TASK OBJECTIVE:
Transcribe the lines from the one containing "Patent image size: (994, 625)." through the one containing "The end portion 10 is at (240, 133).", both included, and nothing else.

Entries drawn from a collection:
▼▼▼
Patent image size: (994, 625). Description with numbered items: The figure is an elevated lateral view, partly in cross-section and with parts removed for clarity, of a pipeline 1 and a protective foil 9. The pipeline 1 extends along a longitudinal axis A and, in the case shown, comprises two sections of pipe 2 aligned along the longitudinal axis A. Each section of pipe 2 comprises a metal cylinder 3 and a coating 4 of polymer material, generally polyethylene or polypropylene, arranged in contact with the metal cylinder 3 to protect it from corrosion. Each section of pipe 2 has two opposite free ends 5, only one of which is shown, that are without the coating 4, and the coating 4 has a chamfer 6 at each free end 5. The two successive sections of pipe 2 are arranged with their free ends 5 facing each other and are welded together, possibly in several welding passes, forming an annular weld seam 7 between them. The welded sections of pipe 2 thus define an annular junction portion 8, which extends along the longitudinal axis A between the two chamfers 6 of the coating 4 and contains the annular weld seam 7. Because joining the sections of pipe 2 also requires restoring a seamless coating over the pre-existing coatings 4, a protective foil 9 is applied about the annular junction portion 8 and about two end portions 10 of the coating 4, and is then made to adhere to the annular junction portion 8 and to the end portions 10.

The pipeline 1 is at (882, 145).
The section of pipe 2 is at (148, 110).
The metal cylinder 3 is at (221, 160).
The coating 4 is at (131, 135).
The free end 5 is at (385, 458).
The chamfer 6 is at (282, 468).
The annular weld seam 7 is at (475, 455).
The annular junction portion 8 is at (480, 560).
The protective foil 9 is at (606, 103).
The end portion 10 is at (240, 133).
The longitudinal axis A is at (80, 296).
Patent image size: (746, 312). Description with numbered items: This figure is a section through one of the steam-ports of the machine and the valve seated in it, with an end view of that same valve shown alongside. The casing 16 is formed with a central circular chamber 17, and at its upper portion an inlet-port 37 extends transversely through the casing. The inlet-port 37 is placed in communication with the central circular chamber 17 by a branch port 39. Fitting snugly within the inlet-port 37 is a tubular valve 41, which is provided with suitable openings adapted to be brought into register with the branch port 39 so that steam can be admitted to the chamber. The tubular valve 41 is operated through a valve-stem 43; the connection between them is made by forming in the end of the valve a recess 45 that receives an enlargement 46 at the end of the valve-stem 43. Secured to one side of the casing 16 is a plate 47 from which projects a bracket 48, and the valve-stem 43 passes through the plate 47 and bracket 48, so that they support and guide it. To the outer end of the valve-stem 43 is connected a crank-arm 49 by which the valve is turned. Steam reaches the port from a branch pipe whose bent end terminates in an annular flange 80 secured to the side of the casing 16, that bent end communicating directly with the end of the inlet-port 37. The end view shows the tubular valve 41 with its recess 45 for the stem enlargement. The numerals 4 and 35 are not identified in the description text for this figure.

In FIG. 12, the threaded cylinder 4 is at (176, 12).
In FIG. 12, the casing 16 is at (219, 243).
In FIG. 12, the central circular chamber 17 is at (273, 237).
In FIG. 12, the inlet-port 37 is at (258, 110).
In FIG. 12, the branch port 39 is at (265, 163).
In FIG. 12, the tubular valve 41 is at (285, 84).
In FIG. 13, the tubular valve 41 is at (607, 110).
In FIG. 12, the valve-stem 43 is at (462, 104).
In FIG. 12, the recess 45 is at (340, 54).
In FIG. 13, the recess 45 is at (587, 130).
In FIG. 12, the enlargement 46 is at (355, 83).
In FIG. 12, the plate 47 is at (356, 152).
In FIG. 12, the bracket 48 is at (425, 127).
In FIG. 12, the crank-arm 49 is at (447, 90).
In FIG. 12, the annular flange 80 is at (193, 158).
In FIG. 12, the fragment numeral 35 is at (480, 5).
▲▲▲
▼▼▼
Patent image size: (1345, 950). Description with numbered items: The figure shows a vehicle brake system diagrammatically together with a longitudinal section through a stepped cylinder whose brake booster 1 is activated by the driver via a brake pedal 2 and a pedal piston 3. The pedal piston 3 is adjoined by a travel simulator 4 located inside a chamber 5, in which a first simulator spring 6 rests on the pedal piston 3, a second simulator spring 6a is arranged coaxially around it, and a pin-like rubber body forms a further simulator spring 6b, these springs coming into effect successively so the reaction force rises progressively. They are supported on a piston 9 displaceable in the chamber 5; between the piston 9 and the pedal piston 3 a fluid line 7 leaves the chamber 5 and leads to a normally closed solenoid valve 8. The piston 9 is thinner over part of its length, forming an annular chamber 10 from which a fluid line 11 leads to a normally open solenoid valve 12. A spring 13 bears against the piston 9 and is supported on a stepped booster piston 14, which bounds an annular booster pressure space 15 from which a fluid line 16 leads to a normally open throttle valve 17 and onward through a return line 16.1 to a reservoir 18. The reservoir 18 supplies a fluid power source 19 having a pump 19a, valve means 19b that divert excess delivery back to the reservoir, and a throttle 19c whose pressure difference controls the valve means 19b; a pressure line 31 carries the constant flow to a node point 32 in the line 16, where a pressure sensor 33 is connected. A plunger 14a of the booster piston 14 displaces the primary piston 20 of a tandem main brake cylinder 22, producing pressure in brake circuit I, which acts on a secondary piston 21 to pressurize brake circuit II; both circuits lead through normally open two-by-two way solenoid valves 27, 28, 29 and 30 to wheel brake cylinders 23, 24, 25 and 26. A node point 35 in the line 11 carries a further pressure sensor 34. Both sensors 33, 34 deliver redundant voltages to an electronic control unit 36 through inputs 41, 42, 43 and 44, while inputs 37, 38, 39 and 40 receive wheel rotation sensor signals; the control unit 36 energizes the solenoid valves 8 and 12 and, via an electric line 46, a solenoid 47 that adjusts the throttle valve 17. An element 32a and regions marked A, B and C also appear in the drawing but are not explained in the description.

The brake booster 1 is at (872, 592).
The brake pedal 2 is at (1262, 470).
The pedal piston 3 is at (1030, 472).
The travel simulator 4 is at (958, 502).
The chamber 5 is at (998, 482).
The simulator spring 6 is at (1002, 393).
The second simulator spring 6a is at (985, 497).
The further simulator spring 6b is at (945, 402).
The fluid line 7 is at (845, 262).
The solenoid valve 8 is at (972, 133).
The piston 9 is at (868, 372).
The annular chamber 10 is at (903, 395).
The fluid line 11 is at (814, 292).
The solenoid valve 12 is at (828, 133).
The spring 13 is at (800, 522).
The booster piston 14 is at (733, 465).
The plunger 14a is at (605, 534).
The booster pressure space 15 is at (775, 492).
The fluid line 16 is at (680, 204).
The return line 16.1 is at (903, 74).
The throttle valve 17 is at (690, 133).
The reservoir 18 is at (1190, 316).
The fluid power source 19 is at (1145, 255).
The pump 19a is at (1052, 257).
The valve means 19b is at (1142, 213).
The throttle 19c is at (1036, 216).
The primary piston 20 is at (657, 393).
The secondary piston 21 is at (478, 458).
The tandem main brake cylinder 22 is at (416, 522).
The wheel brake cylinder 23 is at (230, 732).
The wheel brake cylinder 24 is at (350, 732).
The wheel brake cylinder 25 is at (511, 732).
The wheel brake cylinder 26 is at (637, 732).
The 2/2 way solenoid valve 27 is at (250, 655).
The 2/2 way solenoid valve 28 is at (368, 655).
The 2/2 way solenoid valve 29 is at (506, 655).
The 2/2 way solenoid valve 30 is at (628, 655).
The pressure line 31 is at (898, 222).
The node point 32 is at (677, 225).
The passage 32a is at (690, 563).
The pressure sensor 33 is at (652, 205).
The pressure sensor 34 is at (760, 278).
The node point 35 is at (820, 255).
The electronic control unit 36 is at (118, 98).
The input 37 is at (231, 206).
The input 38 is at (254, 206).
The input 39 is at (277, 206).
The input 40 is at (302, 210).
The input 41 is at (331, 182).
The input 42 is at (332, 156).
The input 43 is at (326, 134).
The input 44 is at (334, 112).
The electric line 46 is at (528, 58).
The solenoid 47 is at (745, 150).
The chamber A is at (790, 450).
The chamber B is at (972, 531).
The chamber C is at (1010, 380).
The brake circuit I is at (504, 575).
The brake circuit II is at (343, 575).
▲▲▲
WRITTEN REPLY:
Patent image size: (994, 625). Description with numbered items: The figure is an elevated lateral view, partly in cross-section and with parts removed for clarity, of a pipeline 1 and a protective foil 9. The pipeline 1 extends along a longitudinal axis A and, in the case shown, comprises two sections of pipe 2 aligned along the longitudinal axis A. Each section of pipe 2 comprises a metal cylinder 3 and a coating 4 of polymer material, generally polyethylene or polypropylene, arranged in contact with the metal cylinder 3 to protect it from corrosion. Each section of pipe 2 has two opposite free ends 5, only one of which is shown, that are without the coating 4, and the coating 4 has a chamfer 6 at each free end 5. The two successive sections of pipe 2 are arranged with their free ends 5 facing each other and are welded together, possibly in several welding passes, forming an annular weld seam 7 between them. The welded sections of pipe 2 thus define an annular junction portion 8, which extends along the longitudinal axis A between the two chamfers 6 of the coating 4 and contains the annular weld seam 7. Because joining the sections of pipe 2 also requires restoring a seamless coating over the pre-existing coatings 4, a protective foil 9 is applied about the annular junction portion 8 and about two end portions 10 of the coating 4, and is then made to adhere to the annular junction portion 8 and to the end portions 10.

The pipeline 1 is at (882, 145).
The section of pipe 2 is at (148, 110).
The metal cylinder 3 is at (221, 160).
The coating 4 is at (131, 135).
The free end 5 is at (385, 458).
The chamfer 6 is at (282, 468).
The annular weld seam 7 is at (475, 455).
The annular junction portion 8 is at (480, 560).
The protective foil 9 is at (606, 103).
The end portion 10 is at (240, 133).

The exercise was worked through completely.